Records from a data collection
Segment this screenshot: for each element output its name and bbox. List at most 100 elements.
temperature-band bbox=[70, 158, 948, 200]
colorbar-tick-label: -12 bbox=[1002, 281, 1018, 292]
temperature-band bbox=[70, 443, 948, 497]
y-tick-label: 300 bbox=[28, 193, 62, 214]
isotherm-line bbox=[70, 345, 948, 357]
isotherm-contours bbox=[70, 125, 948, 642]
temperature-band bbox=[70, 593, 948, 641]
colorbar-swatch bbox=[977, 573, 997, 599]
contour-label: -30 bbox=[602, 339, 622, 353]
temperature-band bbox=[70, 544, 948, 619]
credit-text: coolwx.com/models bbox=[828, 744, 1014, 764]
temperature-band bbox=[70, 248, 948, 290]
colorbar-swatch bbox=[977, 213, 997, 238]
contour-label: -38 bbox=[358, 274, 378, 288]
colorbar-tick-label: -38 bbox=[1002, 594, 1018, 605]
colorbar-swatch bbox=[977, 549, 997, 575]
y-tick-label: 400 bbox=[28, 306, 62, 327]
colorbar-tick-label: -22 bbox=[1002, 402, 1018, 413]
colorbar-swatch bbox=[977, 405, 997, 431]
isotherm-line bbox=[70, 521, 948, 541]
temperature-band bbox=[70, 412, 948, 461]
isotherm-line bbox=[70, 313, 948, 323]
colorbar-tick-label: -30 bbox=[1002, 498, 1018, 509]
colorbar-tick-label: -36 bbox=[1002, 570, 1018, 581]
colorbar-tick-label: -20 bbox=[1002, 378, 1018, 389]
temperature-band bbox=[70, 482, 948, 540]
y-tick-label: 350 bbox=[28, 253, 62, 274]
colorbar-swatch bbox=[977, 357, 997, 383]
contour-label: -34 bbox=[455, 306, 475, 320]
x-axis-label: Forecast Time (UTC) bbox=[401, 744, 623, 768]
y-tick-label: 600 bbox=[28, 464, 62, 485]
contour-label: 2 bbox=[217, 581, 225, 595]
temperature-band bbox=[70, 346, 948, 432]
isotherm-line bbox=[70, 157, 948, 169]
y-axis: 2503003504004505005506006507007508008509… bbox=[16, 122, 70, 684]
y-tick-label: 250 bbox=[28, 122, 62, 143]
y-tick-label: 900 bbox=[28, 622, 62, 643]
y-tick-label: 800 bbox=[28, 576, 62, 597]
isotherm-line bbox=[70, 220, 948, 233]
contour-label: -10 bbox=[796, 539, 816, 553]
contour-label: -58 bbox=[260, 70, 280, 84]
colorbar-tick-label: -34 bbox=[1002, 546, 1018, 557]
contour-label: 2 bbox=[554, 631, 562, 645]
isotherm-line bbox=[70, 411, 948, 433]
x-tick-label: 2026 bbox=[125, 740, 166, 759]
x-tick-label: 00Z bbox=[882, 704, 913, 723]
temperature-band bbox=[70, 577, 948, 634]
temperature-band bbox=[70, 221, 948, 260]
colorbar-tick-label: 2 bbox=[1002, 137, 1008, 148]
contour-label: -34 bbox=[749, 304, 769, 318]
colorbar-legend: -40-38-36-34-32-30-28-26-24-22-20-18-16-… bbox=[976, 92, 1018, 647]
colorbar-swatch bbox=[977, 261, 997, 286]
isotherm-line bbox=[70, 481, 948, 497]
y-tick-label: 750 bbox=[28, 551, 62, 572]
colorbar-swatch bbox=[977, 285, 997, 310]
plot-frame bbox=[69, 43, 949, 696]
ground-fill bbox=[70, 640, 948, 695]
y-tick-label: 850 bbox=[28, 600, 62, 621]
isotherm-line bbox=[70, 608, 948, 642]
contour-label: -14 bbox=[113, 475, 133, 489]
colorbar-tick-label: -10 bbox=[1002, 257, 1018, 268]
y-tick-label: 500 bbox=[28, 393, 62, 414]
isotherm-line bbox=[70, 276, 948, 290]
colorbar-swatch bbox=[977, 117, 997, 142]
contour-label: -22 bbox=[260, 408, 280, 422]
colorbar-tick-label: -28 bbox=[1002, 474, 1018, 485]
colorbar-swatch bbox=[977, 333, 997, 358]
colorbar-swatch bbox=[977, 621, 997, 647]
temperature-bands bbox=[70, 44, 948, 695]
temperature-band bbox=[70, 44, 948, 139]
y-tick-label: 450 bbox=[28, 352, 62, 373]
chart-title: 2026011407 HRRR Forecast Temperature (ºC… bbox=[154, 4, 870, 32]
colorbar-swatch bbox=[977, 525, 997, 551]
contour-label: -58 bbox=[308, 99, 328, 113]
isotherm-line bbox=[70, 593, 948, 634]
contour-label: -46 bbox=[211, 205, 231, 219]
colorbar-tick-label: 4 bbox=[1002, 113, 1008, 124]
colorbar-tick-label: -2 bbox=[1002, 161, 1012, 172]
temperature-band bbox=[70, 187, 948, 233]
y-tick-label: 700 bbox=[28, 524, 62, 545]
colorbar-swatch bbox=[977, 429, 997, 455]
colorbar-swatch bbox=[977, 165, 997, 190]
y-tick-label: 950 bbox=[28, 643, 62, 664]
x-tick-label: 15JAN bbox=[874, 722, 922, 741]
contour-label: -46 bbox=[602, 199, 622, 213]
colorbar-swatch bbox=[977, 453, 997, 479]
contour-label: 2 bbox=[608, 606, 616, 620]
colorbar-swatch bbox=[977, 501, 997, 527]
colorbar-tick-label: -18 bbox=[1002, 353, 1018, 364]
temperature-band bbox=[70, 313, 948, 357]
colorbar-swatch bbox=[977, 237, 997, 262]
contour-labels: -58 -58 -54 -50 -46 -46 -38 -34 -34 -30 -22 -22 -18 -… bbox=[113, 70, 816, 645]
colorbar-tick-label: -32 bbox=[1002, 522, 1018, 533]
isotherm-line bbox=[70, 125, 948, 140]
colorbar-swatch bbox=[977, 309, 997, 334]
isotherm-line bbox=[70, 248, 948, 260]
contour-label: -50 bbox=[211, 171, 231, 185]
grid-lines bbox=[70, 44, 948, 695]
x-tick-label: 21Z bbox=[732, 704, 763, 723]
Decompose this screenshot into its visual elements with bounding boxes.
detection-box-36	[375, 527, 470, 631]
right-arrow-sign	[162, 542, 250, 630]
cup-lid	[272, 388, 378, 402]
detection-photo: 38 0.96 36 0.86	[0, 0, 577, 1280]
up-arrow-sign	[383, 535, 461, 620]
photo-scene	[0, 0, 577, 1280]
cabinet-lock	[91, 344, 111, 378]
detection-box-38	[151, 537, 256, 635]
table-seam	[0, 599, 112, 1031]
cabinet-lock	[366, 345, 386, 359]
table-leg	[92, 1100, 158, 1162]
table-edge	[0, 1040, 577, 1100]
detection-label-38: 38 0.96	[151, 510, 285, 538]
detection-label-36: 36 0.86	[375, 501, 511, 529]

Your task: Retype all of the items above line for line, without changing anything.

Complete answer:
Segment this screenshot: for each element output its name and bbox. List at most 100 elements.
temperature-band bbox=[70, 158, 948, 200]
colorbar-tick-label: -12 bbox=[1002, 281, 1018, 292]
temperature-band bbox=[70, 443, 948, 497]
y-tick-label: 300 bbox=[28, 193, 62, 214]
isotherm-line bbox=[70, 345, 948, 357]
isotherm-contours bbox=[70, 125, 948, 642]
temperature-band bbox=[70, 593, 948, 641]
colorbar-swatch bbox=[977, 573, 997, 599]
contour-label: -30 bbox=[602, 339, 622, 353]
temperature-band bbox=[70, 544, 948, 619]
credit-text: coolwx.com/models bbox=[828, 744, 1014, 764]
temperature-band bbox=[70, 248, 948, 290]
colorbar-swatch bbox=[977, 213, 997, 238]
contour-label: -38 bbox=[358, 274, 378, 288]
colorbar-tick-label: -38 bbox=[1002, 594, 1018, 605]
colorbar-swatch bbox=[977, 549, 997, 575]
y-tick-label: 400 bbox=[28, 306, 62, 327]
colorbar-tick-label: -22 bbox=[1002, 402, 1018, 413]
colorbar-swatch bbox=[977, 405, 997, 431]
isotherm-line bbox=[70, 521, 948, 541]
temperature-band bbox=[70, 412, 948, 461]
isotherm-line bbox=[70, 313, 948, 323]
colorbar-tick-label: -30 bbox=[1002, 498, 1018, 509]
colorbar-tick-label: -36 bbox=[1002, 570, 1018, 581]
colorbar-tick-label: -20 bbox=[1002, 378, 1018, 389]
temperature-band bbox=[70, 482, 948, 540]
y-tick-label: 350 bbox=[28, 253, 62, 274]
colorbar-swatch bbox=[977, 357, 997, 383]
contour-label: -34 bbox=[455, 306, 475, 320]
x-axis-label: Forecast Time (UTC) bbox=[401, 744, 623, 768]
y-tick-label: 600 bbox=[28, 464, 62, 485]
contour-label: 2 bbox=[217, 581, 225, 595]
temperature-band bbox=[70, 346, 948, 432]
isotherm-line bbox=[70, 157, 948, 169]
y-axis: 2503003504004505005506006507007508008509… bbox=[16, 122, 70, 684]
y-tick-label: 250 bbox=[28, 122, 62, 143]
y-tick-label: 900 bbox=[28, 622, 62, 643]
y-tick-label: 800 bbox=[28, 576, 62, 597]
isotherm-line bbox=[70, 220, 948, 233]
contour-label: -10 bbox=[796, 539, 816, 553]
contour-label: -58 bbox=[260, 70, 280, 84]
colorbar-tick-label: -34 bbox=[1002, 546, 1018, 557]
contour-label: 2 bbox=[554, 631, 562, 645]
isotherm-line bbox=[70, 411, 948, 433]
x-tick-label: 2026 bbox=[125, 740, 166, 759]
x-tick-label: 00Z bbox=[882, 704, 913, 723]
temperature-band bbox=[70, 577, 948, 634]
temperature-band bbox=[70, 221, 948, 260]
colorbar-tick-label: 2 bbox=[1002, 137, 1008, 148]
contour-label: -34 bbox=[749, 304, 769, 318]
colorbar-legend: -40-38-36-34-32-30-28-26-24-22-20-18-16-… bbox=[976, 92, 1018, 647]
colorbar-swatch bbox=[977, 261, 997, 286]
isotherm-line bbox=[70, 481, 948, 497]
y-tick-label: 750 bbox=[28, 551, 62, 572]
colorbar-swatch bbox=[977, 285, 997, 310]
plot-frame bbox=[69, 43, 949, 696]
ground-fill bbox=[70, 640, 948, 695]
y-tick-label: 850 bbox=[28, 600, 62, 621]
isotherm-line bbox=[70, 608, 948, 642]
contour-label: -14 bbox=[113, 475, 133, 489]
colorbar-tick-label: -10 bbox=[1002, 257, 1018, 268]
y-tick-label: 500 bbox=[28, 393, 62, 414]
isotherm-line bbox=[70, 276, 948, 290]
colorbar-swatch bbox=[977, 117, 997, 142]
contour-label: -22 bbox=[260, 408, 280, 422]
colorbar-tick-label: -28 bbox=[1002, 474, 1018, 485]
colorbar-swatch bbox=[977, 333, 997, 358]
colorbar-swatch bbox=[977, 621, 997, 647]
temperature-bands bbox=[70, 44, 948, 695]
temperature-band bbox=[70, 44, 948, 139]
y-tick-label: 450 bbox=[28, 352, 62, 373]
chart-title: 2026011407 HRRR Forecast Temperature (ºC… bbox=[154, 4, 870, 32]
colorbar-swatch bbox=[977, 525, 997, 551]
contour-label: -58 bbox=[308, 99, 328, 113]
isotherm-line bbox=[70, 593, 948, 634]
contour-label: -46 bbox=[211, 205, 231, 219]
colorbar-tick-label: 4 bbox=[1002, 113, 1008, 124]
colorbar-tick-label: -2 bbox=[1002, 161, 1012, 172]
temperature-band bbox=[70, 187, 948, 233]
y-tick-label: 700 bbox=[28, 524, 62, 545]
colorbar-swatch bbox=[977, 429, 997, 455]
colorbar-swatch bbox=[977, 165, 997, 190]
y-tick-label: 950 bbox=[28, 643, 62, 664]
x-tick-label: 15JAN bbox=[874, 722, 922, 741]
contour-label: -46 bbox=[602, 199, 622, 213]
colorbar-swatch bbox=[977, 453, 997, 479]
contour-label: 2 bbox=[608, 606, 616, 620]
colorbar-swatch bbox=[977, 501, 997, 527]
colorbar-tick-label: -18 bbox=[1002, 353, 1018, 364]
temperature-band bbox=[70, 313, 948, 357]
colorbar-swatch bbox=[977, 237, 997, 262]
contour-labels: -58 -58 -54 -50 -46 -46 -38 -34 -34 -30 -22 -22 -18 -… bbox=[113, 70, 816, 645]
colorbar-tick-label: -32 bbox=[1002, 522, 1018, 533]
isotherm-line bbox=[70, 125, 948, 140]
colorbar-swatch bbox=[977, 309, 997, 334]
isotherm-line bbox=[70, 248, 948, 260]
contour-label: -50 bbox=[211, 171, 231, 185]
grid-lines bbox=[70, 44, 948, 695]
x-tick-label: 21Z bbox=[732, 704, 763, 723]
Decompose this screenshot into its visual elements with bounding boxes.
detection-box-36	[375, 527, 470, 631]
right-arrow-sign	[162, 542, 250, 630]
cup-lid	[272, 388, 378, 402]
detection-photo: 38 0.96 36 0.86	[0, 0, 577, 1280]
up-arrow-sign	[383, 535, 461, 620]
photo-scene	[0, 0, 577, 1280]
cabinet-lock	[91, 344, 111, 378]
detection-box-38	[151, 537, 256, 635]
table-seam	[0, 599, 112, 1031]
cabinet-lock	[366, 345, 386, 359]
table-leg	[92, 1100, 158, 1162]
table-edge	[0, 1040, 577, 1100]
detection-label-38: 38 0.96	[151, 510, 285, 538]
detection-label-36: 36 0.86	[375, 501, 511, 529]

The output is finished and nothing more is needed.